** START Dataset **

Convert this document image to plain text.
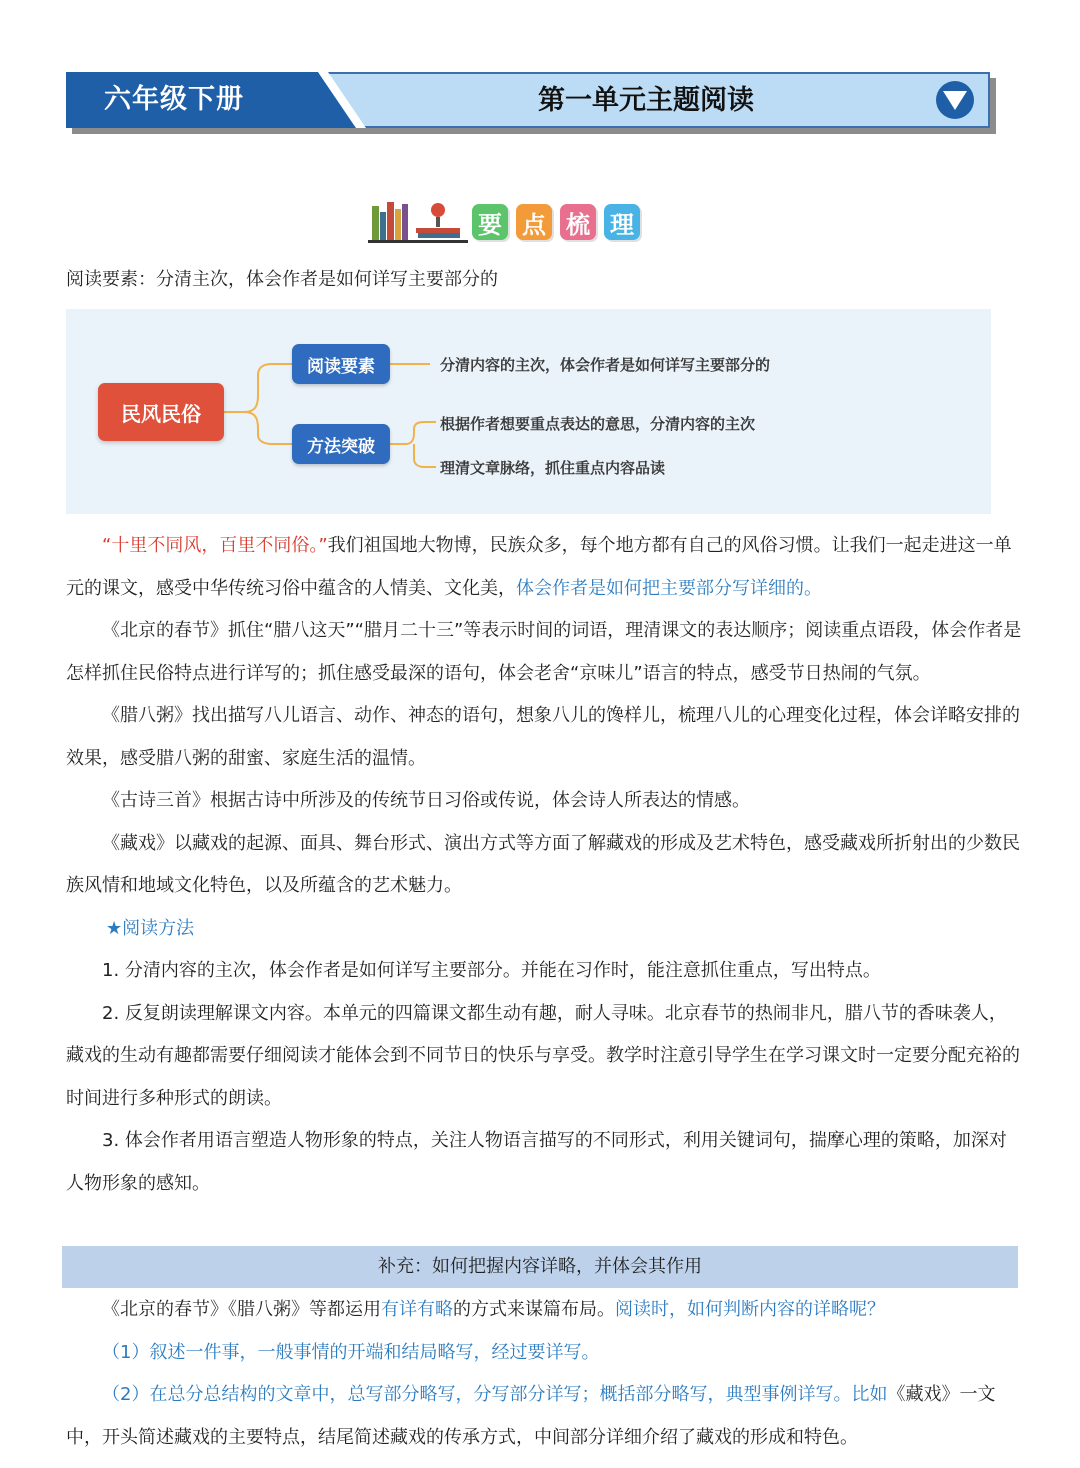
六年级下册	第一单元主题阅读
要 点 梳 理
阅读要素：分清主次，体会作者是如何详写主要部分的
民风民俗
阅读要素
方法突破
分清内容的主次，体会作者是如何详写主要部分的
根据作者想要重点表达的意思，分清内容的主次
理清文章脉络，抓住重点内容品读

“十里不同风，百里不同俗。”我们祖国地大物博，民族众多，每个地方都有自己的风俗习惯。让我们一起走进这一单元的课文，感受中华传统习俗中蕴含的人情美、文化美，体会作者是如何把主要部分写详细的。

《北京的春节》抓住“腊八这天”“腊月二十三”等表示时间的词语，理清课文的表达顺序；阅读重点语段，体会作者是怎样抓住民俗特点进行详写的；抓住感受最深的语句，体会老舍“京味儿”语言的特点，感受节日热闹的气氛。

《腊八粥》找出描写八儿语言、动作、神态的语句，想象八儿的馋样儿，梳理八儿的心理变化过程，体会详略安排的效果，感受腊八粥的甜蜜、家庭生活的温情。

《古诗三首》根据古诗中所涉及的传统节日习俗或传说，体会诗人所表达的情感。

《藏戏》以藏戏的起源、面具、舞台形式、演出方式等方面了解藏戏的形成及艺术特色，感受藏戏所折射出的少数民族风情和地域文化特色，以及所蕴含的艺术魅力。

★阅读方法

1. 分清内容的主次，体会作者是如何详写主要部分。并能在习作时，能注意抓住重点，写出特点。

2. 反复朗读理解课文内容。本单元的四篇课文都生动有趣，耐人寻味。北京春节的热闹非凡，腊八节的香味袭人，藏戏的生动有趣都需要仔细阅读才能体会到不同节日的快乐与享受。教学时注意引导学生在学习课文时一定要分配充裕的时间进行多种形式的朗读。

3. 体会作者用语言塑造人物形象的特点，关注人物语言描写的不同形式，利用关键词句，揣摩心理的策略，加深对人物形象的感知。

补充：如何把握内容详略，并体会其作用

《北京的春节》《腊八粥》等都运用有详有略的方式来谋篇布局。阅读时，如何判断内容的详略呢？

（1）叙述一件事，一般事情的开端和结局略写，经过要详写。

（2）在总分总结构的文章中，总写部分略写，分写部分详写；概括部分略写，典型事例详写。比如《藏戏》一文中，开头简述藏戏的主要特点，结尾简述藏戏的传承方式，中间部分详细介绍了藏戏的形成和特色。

** END Dataset **
** START Dataset **

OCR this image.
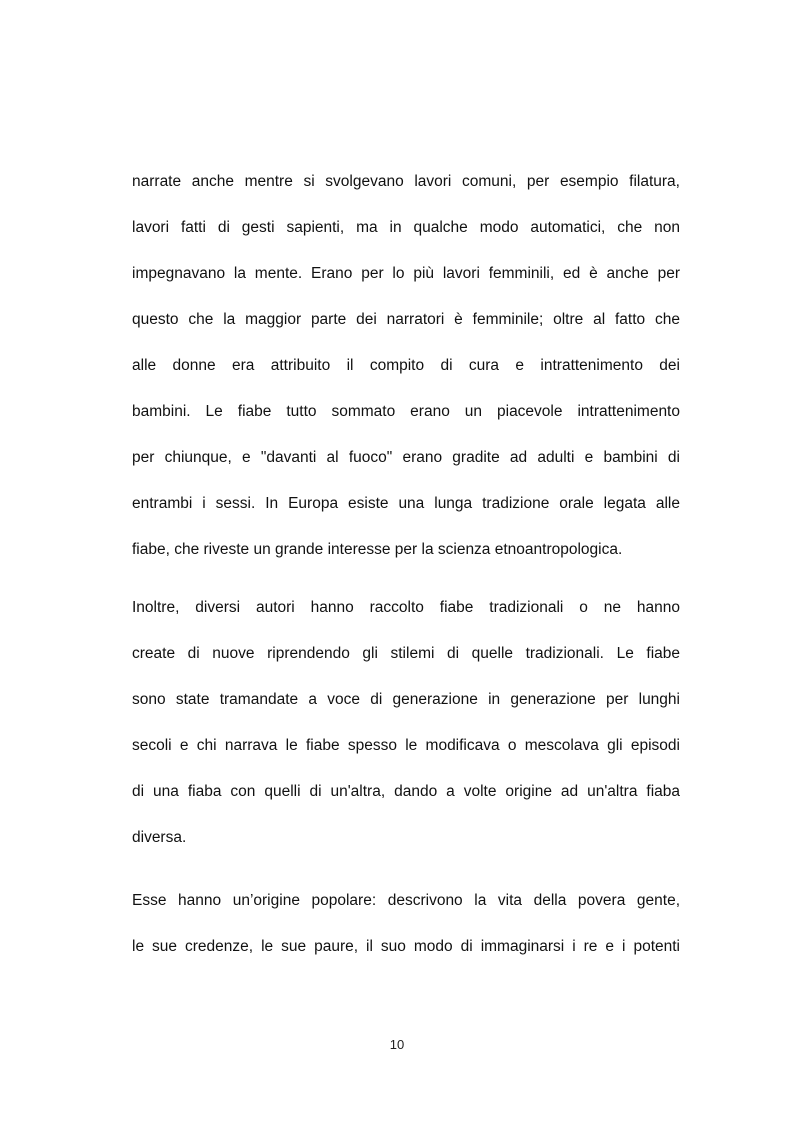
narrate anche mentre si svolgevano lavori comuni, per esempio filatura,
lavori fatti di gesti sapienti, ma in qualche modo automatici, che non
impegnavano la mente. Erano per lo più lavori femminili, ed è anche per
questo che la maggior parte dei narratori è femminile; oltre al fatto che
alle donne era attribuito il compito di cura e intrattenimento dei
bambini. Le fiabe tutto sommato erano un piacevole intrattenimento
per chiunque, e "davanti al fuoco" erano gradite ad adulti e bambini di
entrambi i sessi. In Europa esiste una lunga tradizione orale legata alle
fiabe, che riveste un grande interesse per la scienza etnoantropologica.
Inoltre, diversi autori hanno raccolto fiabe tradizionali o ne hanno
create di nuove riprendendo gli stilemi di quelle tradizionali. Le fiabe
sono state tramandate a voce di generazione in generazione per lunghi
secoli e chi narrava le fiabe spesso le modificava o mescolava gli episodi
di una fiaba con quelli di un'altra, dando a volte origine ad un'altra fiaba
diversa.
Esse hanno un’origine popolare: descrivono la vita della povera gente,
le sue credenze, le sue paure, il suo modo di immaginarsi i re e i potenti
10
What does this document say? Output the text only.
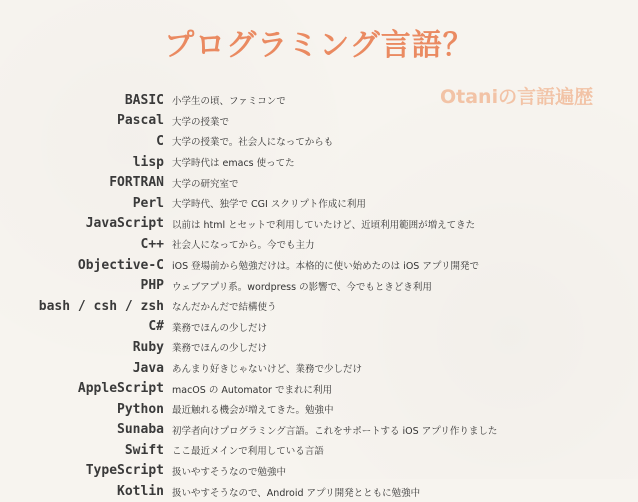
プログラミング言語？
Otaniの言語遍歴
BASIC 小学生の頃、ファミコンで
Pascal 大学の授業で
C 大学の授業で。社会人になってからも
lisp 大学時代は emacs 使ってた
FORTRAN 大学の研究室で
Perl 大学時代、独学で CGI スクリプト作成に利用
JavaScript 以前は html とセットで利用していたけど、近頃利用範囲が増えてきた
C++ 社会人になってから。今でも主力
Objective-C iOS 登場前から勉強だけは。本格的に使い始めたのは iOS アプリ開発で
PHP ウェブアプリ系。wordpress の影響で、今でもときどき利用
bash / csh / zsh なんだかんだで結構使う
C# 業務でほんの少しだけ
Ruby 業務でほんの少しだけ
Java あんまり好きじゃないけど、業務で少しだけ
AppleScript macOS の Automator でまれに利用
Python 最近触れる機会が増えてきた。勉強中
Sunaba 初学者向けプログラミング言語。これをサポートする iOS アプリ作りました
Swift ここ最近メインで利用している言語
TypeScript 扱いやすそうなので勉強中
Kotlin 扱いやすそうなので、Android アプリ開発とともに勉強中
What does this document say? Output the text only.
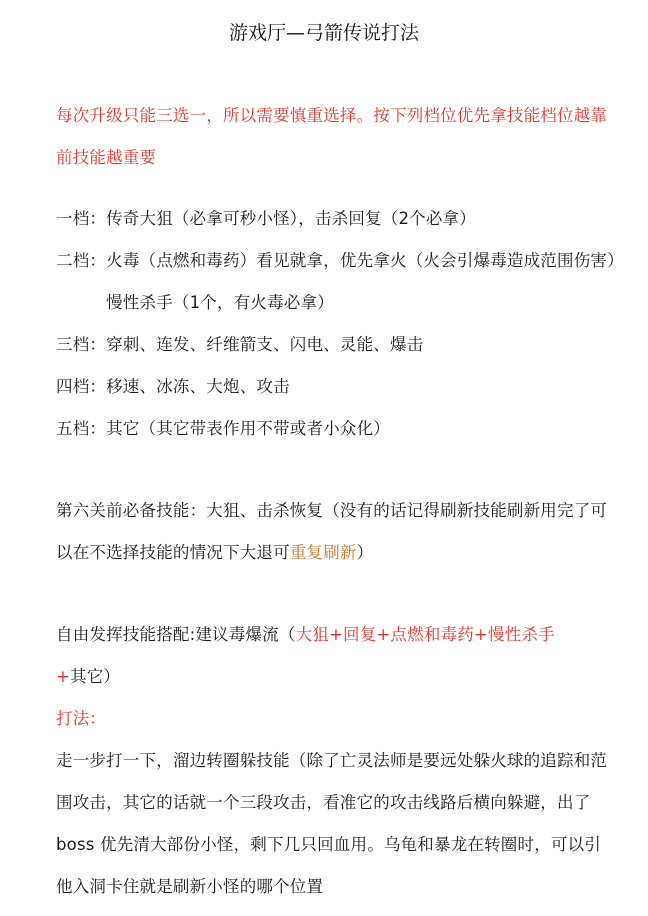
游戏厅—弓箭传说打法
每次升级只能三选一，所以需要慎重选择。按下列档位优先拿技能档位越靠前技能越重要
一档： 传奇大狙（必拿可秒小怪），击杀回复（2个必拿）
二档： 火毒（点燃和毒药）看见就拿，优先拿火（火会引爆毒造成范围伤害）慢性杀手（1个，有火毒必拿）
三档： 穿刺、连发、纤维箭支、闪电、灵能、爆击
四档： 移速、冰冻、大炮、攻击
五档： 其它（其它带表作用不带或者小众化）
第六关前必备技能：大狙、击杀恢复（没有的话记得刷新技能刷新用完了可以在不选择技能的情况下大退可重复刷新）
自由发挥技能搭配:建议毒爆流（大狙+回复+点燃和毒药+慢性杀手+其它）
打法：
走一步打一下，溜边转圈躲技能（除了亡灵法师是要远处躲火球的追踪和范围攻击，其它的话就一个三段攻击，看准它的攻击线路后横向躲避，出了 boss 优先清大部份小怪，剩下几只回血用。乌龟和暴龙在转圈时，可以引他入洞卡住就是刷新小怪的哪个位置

** END Dataset **

== Directions ==
Only a number is wanted: how many lines contain the word "北京的春节"?

== Exercise answer ==
2